## Directive
From the entries below, extract every line that includes the word "Koepsell".

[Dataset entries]
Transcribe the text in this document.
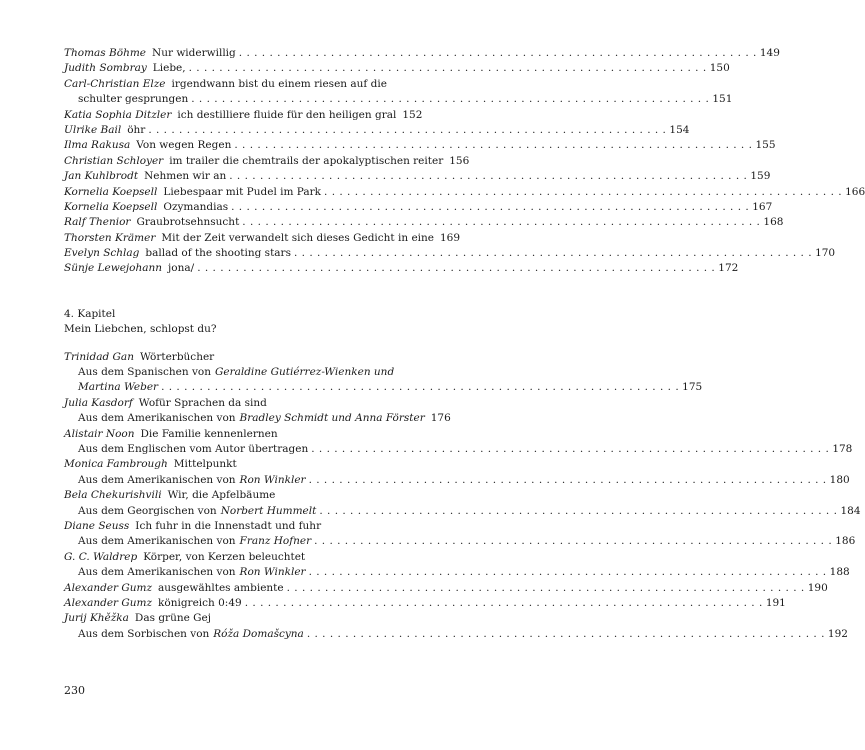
Thomas Böhme Nur widerwillig . . .	149
Judith Sombray Liebe, . . .	150
Carl-Christian Elze irgendwann bist du einem riesen auf die
schulter gesprungen . . .	151
Katia Sophia Ditzler ich destilliere fluide für den heiligen gral 152
Ulrike Bail öhr . . .	154
Ilma Rakusa Von wegen Regen . . .	155
Christian Schloyer im trailer die chemtrails der apokalyptischen reiter 156
Jan Kuhlbrodt Nehmen wir an . . .	159
Kornelia Koepsell Liebespaar mit Pudel im Park . . .	166
Kornelia Koepsell Ozymandias . . .	167
Ralf Thenior Graubrotsehnsucht . . .	168
Thorsten Krämer Mit der Zeit verwandelt sich dieses Gedicht in eine 169
Evelyn Schlag ballad of the shooting stars . . .	170
Sünje Lewejohann jona/ . . .	172
4. Kapitel
Mein Liebchen, schlopst du?
Trinidad Gan Wörterbücher
Aus dem Spanischen von Geraldine Gutiérrez-Wienken und
Martina Weber . . .	175
Julia Kasdorf Wofür Sprachen da sind
Aus dem Amerikanischen von Bradley Schmidt und Anna Förster 176
Alistair Noon Die Familie kennenlernen
Aus dem Englischen vom Autor übertragen . . .	178
Monica Fambrough Mittelpunkt
Aus dem Amerikanischen von Ron Winkler . . .	180
Bela Chekurishvili Wir, die Apfelbäume
Aus dem Georgischen von Norbert Hummelt . . .	184
Diane Seuss Ich fuhr in die Innenstadt und fuhr
Aus dem Amerikanischen von Franz Hofner . . .	186
G. C. Waldrep Körper, von Kerzen beleuchtet
Aus dem Amerikanischen von Ron Winkler . . .	188
Alexander Gumz ausgewähltes ambiente . . .	190
Alexander Gumz königreich 0:49 . . .	191
Jurij Khěžka Das grüne Gej
Aus dem Sorbischen von Róža Domašcyna . . .	192
230
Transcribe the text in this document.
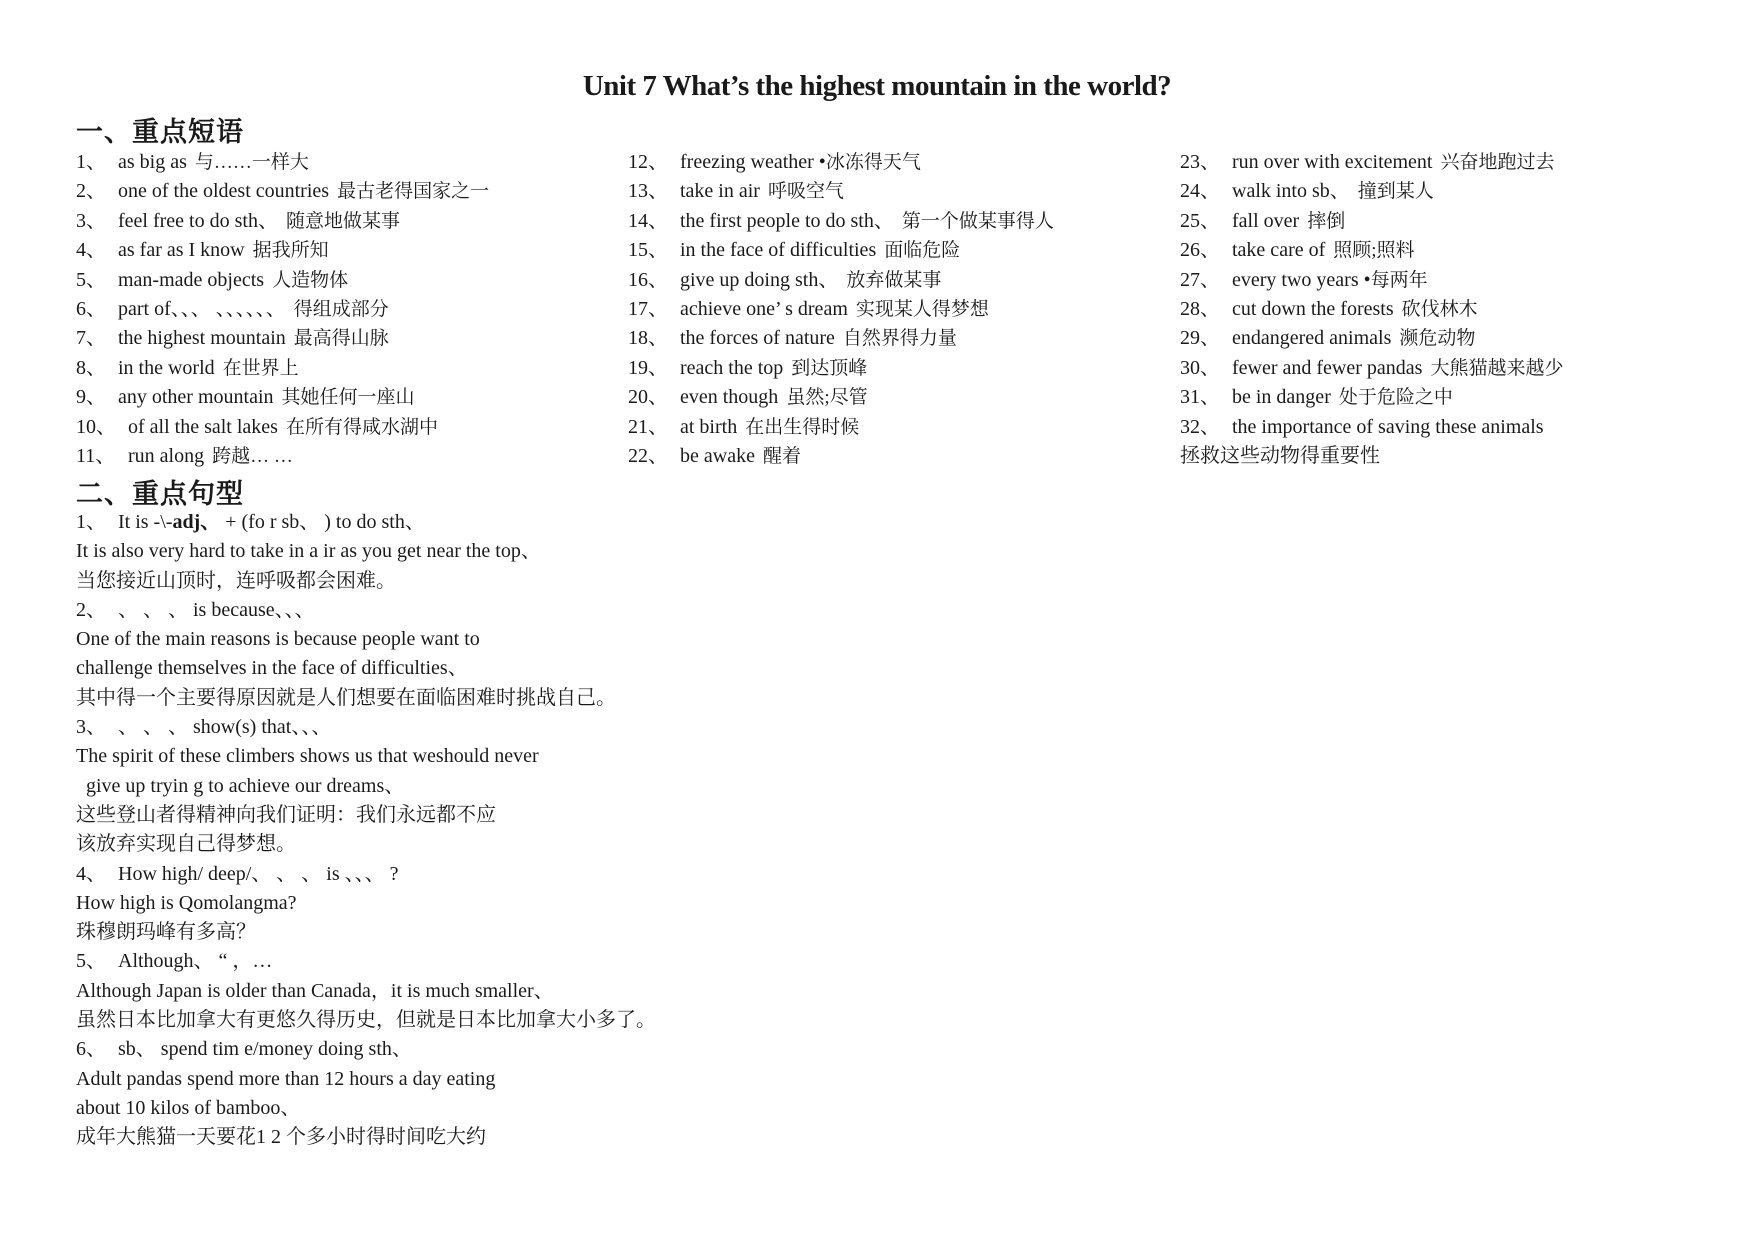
Unit 7 What’s the highest mountain in the world?
一、重点短语
1、 as big as 与……一样大
2、 one of the oldest countries 最古老得国家之一
3、 feel free to do sth、 随意地做某事
4、 as far as I know 据我所知
5、 man-made objects 人造物体
6、 part of、、、 、、、、、、 得组成部分
7、 the highest mountain 最高得山脉
8、 in the world 在世界上
9、 any other mountain 其她任何一座山
10、 of all the salt lakes 在所有得咸水湖中
11、 run along 跨越… …
12、 freezing weather •冰冻得天气
13、 take in air 呼吸空气
14、 the first people to do sth、 第一个做某事得人
15、 in the face of difficulties 面临危险
16、 give up doing sth、 放弃做某事
17、 achieve one’ s dream 实现某人得梦想
18、 the forces of nature 自然界得力量
19、 reach the top 到达顶峰
20、 even though 虽然;尽管
21、 at birth 在出生得时候
22、 be awake 醒着
23、 run over with excitement 兴奋地跑过去
24、 walk into sb、 撞到某人
25、 fall over 摔倒
26、 take care of 照顾;照料
27、 every two years •每两年
28、 cut down the forests 砍伐林木
29、 endangered animals 濒危动物
30、 fewer and fewer pandas 大熊猫越来越少
31、 be in danger 处于危险之中
32、 the importance of saving these animals
拯救这些动物得重要性
二、重点句型
1、 It is -\-adj、 + (fo r sb、 ) to do sth、
It is also very hard to take in a ir as you get near the top、
当您接近山顶时，连呼吸都会困难。
2、 、 、 、 is because、、、
One of the main reasons is because people want to
challenge themselves in the face of difficulties、
其中得一个主要得原因就是人们想要在面临困难时挑战自己。
3、 、 、 、 show(s) that、、、
The spirit of these climbers shows us that weshould never
give up tryin g to achieve our dreams、
这些登山者得精神向我们证明：我们永远都不应
该放弃实现自己得梦想。
4、 How high/ deep/、 、 、 is 、、、 ?
How high is Qomolangma?
珠穆朗玛峰有多高？
5、 Although、 “ ，…
Although Japan is older than Canada，it is much smaller、
虽然日本比加拿大有更悠久得历史，但就是日本比加拿大小多了。
6、 sb、 spend tim e/money doing sth、
Adult pandas spend more than 12 hours a day eating
about 10 kilos of bamboo、
成年大熊猫一天要花1 2 个多小时得时间吃大约
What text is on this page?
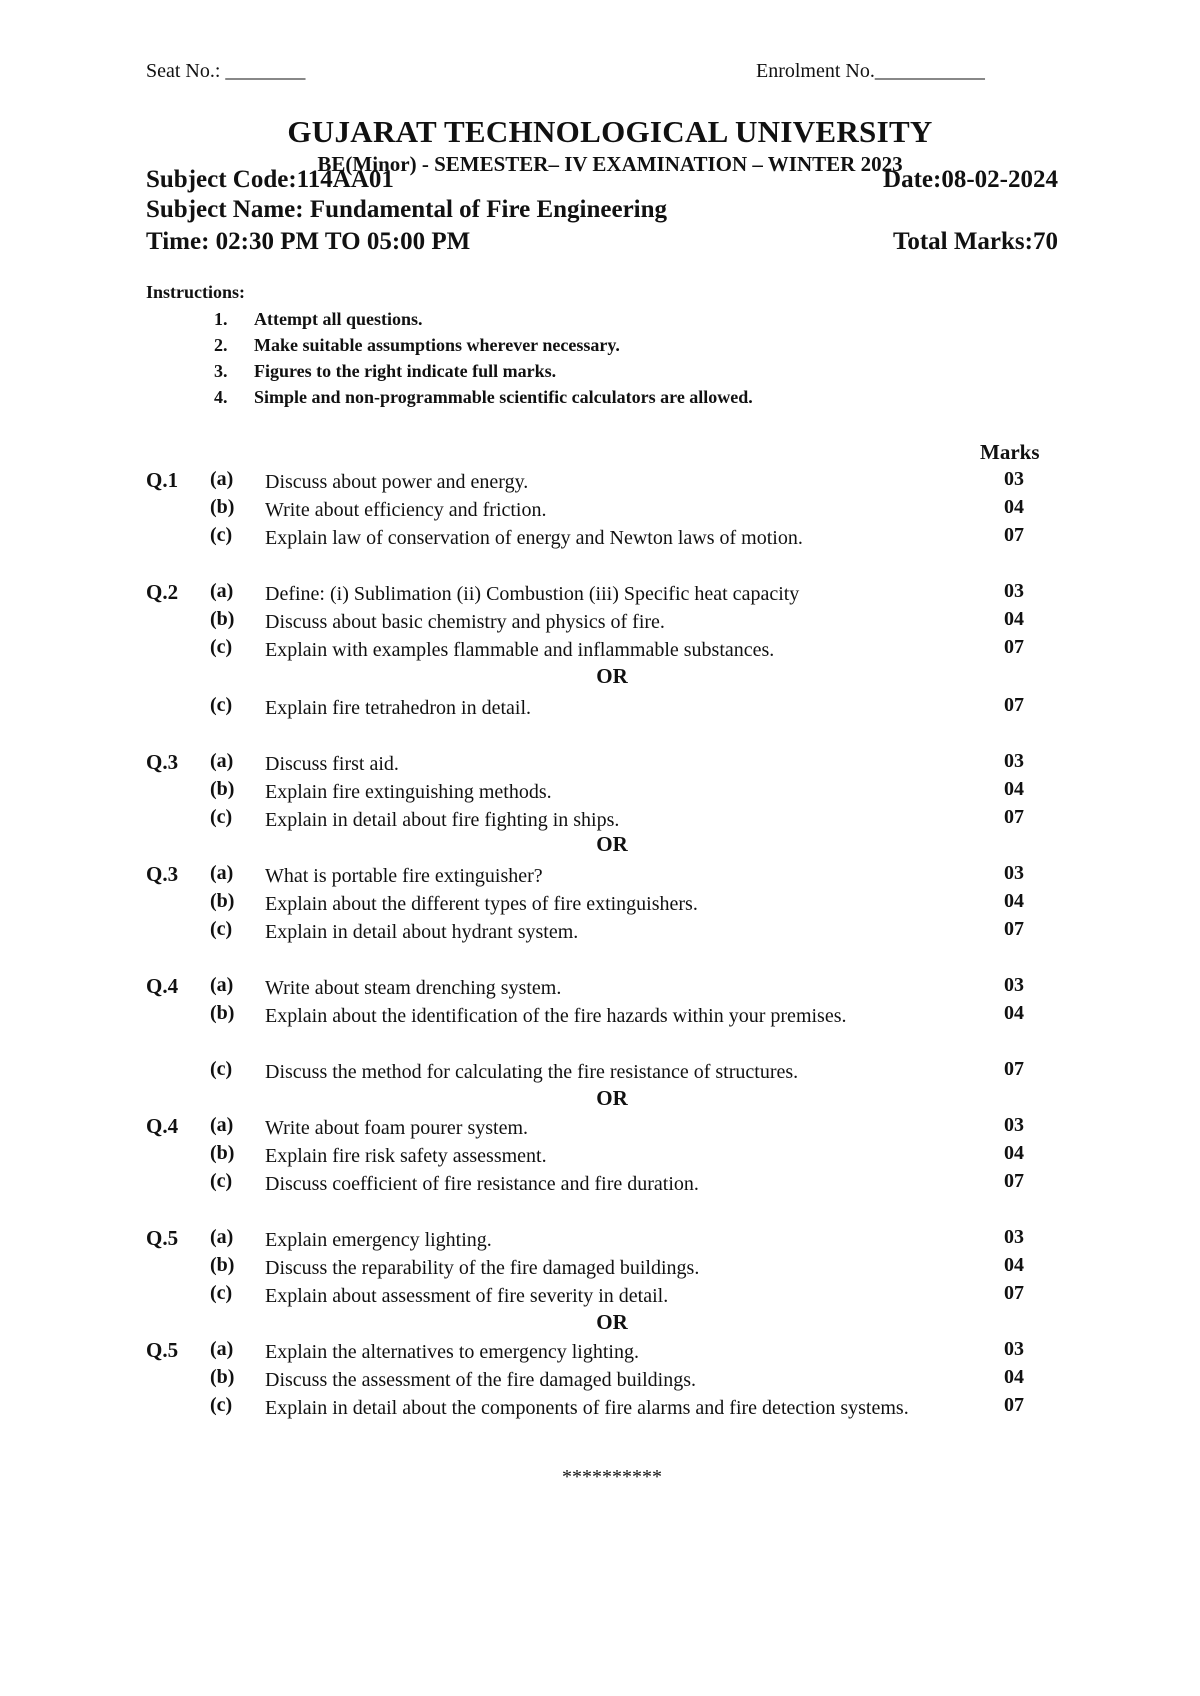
Seat No.: ________	Enrolment No.___________
GUJARAT TECHNOLOGICAL UNIVERSITY
BE(Minor) - SEMESTER– IV EXAMINATION – WINTER 2023
Subject Code:114AA01	Date:08-02-2024
Subject Name: Fundamental of Fire Engineering
Time: 02:30 PM TO 05:00 PM	Total Marks:70
Instructions:
1. Attempt all questions.
2. Make suitable assumptions wherever necessary.
3. Figures to the right indicate full marks.
4. Simple and non-programmable scientific calculators are allowed.
Marks
Q.1 (a) Discuss about power and energy.	03
(b) Write about efficiency and friction.	04
(c) Explain law of conservation of energy and Newton laws of motion.	07
Q.2 (a) Define: (i) Sublimation (ii) Combustion (iii) Specific heat capacity	03
(b) Discuss about basic chemistry and physics of fire.	04
(c) Explain with examples flammable and inflammable substances.	07
(c) Explain fire tetrahedron in detail.	07
Q.3 (a) Discuss first aid.	03
(b) Explain fire extinguishing methods.	04
(c) Explain in detail about fire fighting in ships.	07
Q.3 (a) What is portable fire extinguisher?	03
(b) Explain about the different types of fire extinguishers.	04
(c) Explain in detail about hydrant system.	07
Q.4 (a) Write about steam drenching system.	03
(b) Explain about the identification of the fire hazards within your premises.	04
(c) Discuss the method for calculating the fire resistance of structures.	07
Q.4 (a) Write about foam pourer system.	03
(b) Explain fire risk safety assessment.	04
(c) Discuss coefficient of fire resistance and fire duration.	07
Q.5 (a) Explain emergency lighting.	03
(b) Discuss the reparability of the fire damaged buildings.	04
(c) Explain about assessment of fire severity in detail.	07
Q.5 (a) Explain the alternatives to emergency lighting.	03
(b) Discuss the assessment of the fire damaged buildings.	04
(c) Explain in detail about the components of fire alarms and fire detection systems.	07
OR
OR
OR
OR
**********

## Result of this task
Kornelia Koepsell Liebespaar mit Pudel im Park . . .	166
Kornelia Koepsell Ozymandias . . .	167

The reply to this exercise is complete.